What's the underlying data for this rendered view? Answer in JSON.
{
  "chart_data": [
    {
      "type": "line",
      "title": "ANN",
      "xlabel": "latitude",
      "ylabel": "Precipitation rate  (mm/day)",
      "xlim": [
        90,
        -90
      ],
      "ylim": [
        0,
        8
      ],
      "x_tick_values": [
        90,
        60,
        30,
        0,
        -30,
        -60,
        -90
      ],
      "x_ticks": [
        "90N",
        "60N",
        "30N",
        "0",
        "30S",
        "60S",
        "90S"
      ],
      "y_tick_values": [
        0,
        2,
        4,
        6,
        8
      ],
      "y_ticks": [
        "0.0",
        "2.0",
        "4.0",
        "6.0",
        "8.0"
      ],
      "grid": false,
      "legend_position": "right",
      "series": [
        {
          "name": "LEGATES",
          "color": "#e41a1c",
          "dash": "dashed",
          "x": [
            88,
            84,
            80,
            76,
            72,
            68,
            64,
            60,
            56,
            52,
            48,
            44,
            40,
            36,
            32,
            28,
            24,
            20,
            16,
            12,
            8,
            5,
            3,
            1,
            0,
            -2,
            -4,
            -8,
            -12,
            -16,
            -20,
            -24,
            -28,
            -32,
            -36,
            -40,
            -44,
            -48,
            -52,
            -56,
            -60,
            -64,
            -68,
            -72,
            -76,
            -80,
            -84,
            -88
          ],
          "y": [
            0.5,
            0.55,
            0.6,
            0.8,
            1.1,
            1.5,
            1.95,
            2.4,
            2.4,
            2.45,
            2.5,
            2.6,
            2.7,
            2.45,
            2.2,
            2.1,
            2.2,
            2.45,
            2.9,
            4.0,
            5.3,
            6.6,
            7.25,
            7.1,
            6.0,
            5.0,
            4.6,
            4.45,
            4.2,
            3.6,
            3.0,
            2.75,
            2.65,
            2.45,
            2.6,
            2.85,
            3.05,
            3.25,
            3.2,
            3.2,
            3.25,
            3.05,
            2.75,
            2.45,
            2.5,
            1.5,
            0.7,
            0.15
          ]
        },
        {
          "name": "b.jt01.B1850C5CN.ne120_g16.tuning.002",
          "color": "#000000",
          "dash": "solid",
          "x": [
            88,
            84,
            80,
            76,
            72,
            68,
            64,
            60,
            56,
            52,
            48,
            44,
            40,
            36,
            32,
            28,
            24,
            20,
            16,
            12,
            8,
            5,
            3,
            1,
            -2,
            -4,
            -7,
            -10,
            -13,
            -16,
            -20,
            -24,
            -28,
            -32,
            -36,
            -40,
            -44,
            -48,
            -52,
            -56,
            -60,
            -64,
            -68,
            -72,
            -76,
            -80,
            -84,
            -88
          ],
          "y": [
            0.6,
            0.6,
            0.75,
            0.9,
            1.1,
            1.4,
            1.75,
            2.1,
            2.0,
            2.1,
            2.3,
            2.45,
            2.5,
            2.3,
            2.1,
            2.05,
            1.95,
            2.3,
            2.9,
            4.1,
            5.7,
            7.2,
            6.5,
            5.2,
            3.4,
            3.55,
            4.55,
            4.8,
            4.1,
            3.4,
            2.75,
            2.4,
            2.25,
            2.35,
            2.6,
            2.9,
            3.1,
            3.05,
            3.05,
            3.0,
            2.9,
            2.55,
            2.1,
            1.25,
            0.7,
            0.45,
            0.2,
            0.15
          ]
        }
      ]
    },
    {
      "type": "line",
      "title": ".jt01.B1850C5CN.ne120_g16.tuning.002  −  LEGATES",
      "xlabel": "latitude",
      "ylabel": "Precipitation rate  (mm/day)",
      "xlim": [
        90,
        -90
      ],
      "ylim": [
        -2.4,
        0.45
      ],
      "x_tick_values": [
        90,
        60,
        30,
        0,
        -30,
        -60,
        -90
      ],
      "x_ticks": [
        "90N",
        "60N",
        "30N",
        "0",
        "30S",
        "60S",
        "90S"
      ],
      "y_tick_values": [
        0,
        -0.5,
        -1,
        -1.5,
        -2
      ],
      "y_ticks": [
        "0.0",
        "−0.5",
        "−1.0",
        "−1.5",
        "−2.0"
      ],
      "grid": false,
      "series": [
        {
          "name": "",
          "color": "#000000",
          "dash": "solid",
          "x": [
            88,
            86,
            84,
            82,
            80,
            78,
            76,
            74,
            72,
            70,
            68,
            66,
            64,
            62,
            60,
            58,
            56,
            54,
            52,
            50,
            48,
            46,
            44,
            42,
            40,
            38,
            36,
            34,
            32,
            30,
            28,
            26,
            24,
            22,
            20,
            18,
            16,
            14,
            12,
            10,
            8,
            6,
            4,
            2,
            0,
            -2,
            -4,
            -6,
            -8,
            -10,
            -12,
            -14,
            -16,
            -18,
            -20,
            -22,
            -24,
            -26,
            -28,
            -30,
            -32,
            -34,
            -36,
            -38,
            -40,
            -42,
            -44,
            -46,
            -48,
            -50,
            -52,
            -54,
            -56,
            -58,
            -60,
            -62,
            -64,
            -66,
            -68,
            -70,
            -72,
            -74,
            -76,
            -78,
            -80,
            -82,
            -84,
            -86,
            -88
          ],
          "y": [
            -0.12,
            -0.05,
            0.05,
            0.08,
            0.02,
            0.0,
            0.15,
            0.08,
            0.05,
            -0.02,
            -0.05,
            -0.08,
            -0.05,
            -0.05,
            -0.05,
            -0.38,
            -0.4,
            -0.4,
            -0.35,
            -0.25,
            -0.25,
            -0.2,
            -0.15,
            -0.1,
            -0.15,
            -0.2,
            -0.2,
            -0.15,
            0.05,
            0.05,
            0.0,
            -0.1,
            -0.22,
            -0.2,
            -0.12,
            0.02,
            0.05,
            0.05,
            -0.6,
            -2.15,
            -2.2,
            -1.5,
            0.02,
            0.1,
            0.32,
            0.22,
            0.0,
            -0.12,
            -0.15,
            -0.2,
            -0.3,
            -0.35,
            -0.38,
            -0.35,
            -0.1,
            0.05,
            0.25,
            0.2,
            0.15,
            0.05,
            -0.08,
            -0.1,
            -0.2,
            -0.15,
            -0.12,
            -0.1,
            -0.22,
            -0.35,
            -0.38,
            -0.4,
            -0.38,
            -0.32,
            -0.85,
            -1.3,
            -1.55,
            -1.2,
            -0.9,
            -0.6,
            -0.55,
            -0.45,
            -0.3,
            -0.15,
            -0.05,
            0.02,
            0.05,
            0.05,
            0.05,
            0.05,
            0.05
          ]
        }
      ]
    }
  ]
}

> EXERCISE:
Retype the whole listing, matching it exactly.

> FULL RESPONSE:
What's the underlying data for this rendered view? Answer in JSON.
{
  "chart_data": [
    {
      "type": "line",
      "title": "ANN",
      "xlabel": "latitude",
      "ylabel": "Precipitation rate  (mm/day)",
      "xlim": [
        90,
        -90
      ],
      "ylim": [
        0,
        8
      ],
      "x_tick_values": [
        90,
        60,
        30,
        0,
        -30,
        -60,
        -90
      ],
      "x_ticks": [
        "90N",
        "60N",
        "30N",
        "0",
        "30S",
        "60S",
        "90S"
      ],
      "y_tick_values": [
        0,
        2,
        4,
        6,
        8
      ],
      "y_ticks": [
        "0.0",
        "2.0",
        "4.0",
        "6.0",
        "8.0"
      ],
      "grid": false,
      "legend_position": "right",
      "series": [
        {
          "name": "LEGATES",
          "color": "#e41a1c",
          "dash": "dashed",
          "x": [
            88,
            84,
            80,
            76,
            72,
            68,
            64,
            60,
            56,
            52,
            48,
            44,
            40,
            36,
            32,
            28,
            24,
            20,
            16,
            12,
            8,
            5,
            3,
            1,
            0,
            -2,
            -4,
            -8,
            -12,
            -16,
            -20,
            -24,
            -28,
            -32,
            -36,
            -40,
            -44,
            -48,
            -52,
            -56,
            -60,
            -64,
            -68,
            -72,
            -76,
            -80,
            -84,
            -88
          ],
          "y": [
            0.5,
            0.55,
            0.6,
            0.8,
            1.1,
            1.5,
            1.95,
            2.4,
            2.4,
            2.45,
            2.5,
            2.6,
            2.7,
            2.45,
            2.2,
            2.1,
            2.2,
            2.45,
            2.9,
            4.0,
            5.3,
            6.6,
            7.25,
            7.1,
            6.0,
            5.0,
            4.6,
            4.45,
            4.2,
            3.6,
            3.0,
            2.75,
            2.65,
            2.45,
            2.6,
            2.85,
            3.05,
            3.25,
            3.2,
            3.2,
            3.25,
            3.05,
            2.75,
            2.45,
            2.5,
            1.5,
            0.7,
            0.15
          ]
        },
        {
          "name": "b.jt01.B1850C5CN.ne120_g16.tuning.002",
          "color": "#000000",
          "dash": "solid",
          "x": [
            88,
            84,
            80,
            76,
            72,
            68,
            64,
            60,
            56,
            52,
            48,
            44,
            40,
            36,
            32,
            28,
            24,
            20,
            16,
            12,
            8,
            5,
            3,
            1,
            -2,
            -4,
            -7,
            -10,
            -13,
            -16,
            -20,
            -24,
            -28,
            -32,
            -36,
            -40,
            -44,
            -48,
            -52,
            -56,
            -60,
            -64,
            -68,
            -72,
            -76,
            -80,
            -84,
            -88
          ],
          "y": [
            0.6,
            0.6,
            0.75,
            0.9,
            1.1,
            1.4,
            1.75,
            2.1,
            2.0,
            2.1,
            2.3,
            2.45,
            2.5,
            2.3,
            2.1,
            2.05,
            1.95,
            2.3,
            2.9,
            4.1,
            5.7,
            7.2,
            6.5,
            5.2,
            3.4,
            3.55,
            4.55,
            4.8,
            4.1,
            3.4,
            2.75,
            2.4,
            2.25,
            2.35,
            2.6,
            2.9,
            3.1,
            3.05,
            3.05,
            3.0,
            2.9,
            2.55,
            2.1,
            1.25,
            0.7,
            0.45,
            0.2,
            0.15
          ]
        }
      ]
    },
    {
      "type": "line",
      "title": ".jt01.B1850C5CN.ne120_g16.tuning.002  −  LEGATES",
      "xlabel": "latitude",
      "ylabel": "Precipitation rate  (mm/day)",
      "xlim": [
        90,
        -90
      ],
      "ylim": [
        -2.4,
        0.45
      ],
      "x_tick_values": [
        90,
        60,
        30,
        0,
        -30,
        -60,
        -90
      ],
      "x_ticks": [
        "90N",
        "60N",
        "30N",
        "0",
        "30S",
        "60S",
        "90S"
      ],
      "y_tick_values": [
        0,
        -0.5,
        -1,
        -1.5,
        -2
      ],
      "y_ticks": [
        "0.0",
        "−0.5",
        "−1.0",
        "−1.5",
        "−2.0"
      ],
      "grid": false,
      "series": [
        {
          "name": "",
          "color": "#000000",
          "dash": "solid",
          "x": [
            88,
            86,
            84,
            82,
            80,
            78,
            76,
            74,
            72,
            70,
            68,
            66,
            64,
            62,
            60,
            58,
            56,
            54,
            52,
            50,
            48,
            46,
            44,
            42,
            40,
            38,
            36,
            34,
            32,
            30,
            28,
            26,
            24,
            22,
            20,
            18,
            16,
            14,
            12,
            10,
            8,
            6,
            4,
            2,
            0,
            -2,
            -4,
            -6,
            -8,
            -10,
            -12,
            -14,
            -16,
            -18,
            -20,
            -22,
            -24,
            -26,
            -28,
            -30,
            -32,
            -34,
            -36,
            -38,
            -40,
            -42,
            -44,
            -46,
            -48,
            -50,
            -52,
            -54,
            -56,
            -58,
            -60,
            -62,
            -64,
            -66,
            -68,
            -70,
            -72,
            -74,
            -76,
            -78,
            -80,
            -82,
            -84,
            -86,
            -88
          ],
          "y": [
            -0.12,
            -0.05,
            0.05,
            0.08,
            0.02,
            0.0,
            0.15,
            0.08,
            0.05,
            -0.02,
            -0.05,
            -0.08,
            -0.05,
            -0.05,
            -0.05,
            -0.38,
            -0.4,
            -0.4,
            -0.35,
            -0.25,
            -0.25,
            -0.2,
            -0.15,
            -0.1,
            -0.15,
            -0.2,
            -0.2,
            -0.15,
            0.05,
            0.05,
            0.0,
            -0.1,
            -0.22,
            -0.2,
            -0.12,
            0.02,
            0.05,
            0.05,
            -0.6,
            -2.15,
            -2.2,
            -1.5,
            0.02,
            0.1,
            0.32,
            0.22,
            0.0,
            -0.12,
            -0.15,
            -0.2,
            -0.3,
            -0.35,
            -0.38,
            -0.35,
            -0.1,
            0.05,
            0.25,
            0.2,
            0.15,
            0.05,
            -0.08,
            -0.1,
            -0.2,
            -0.15,
            -0.12,
            -0.1,
            -0.22,
            -0.35,
            -0.38,
            -0.4,
            -0.38,
            -0.32,
            -0.85,
            -1.3,
            -1.55,
            -1.2,
            -0.9,
            -0.6,
            -0.55,
            -0.45,
            -0.3,
            -0.15,
            -0.05,
            0.02,
            0.05,
            0.05,
            0.05,
            0.05,
            0.05
          ]
        }
      ]
    }
  ]
}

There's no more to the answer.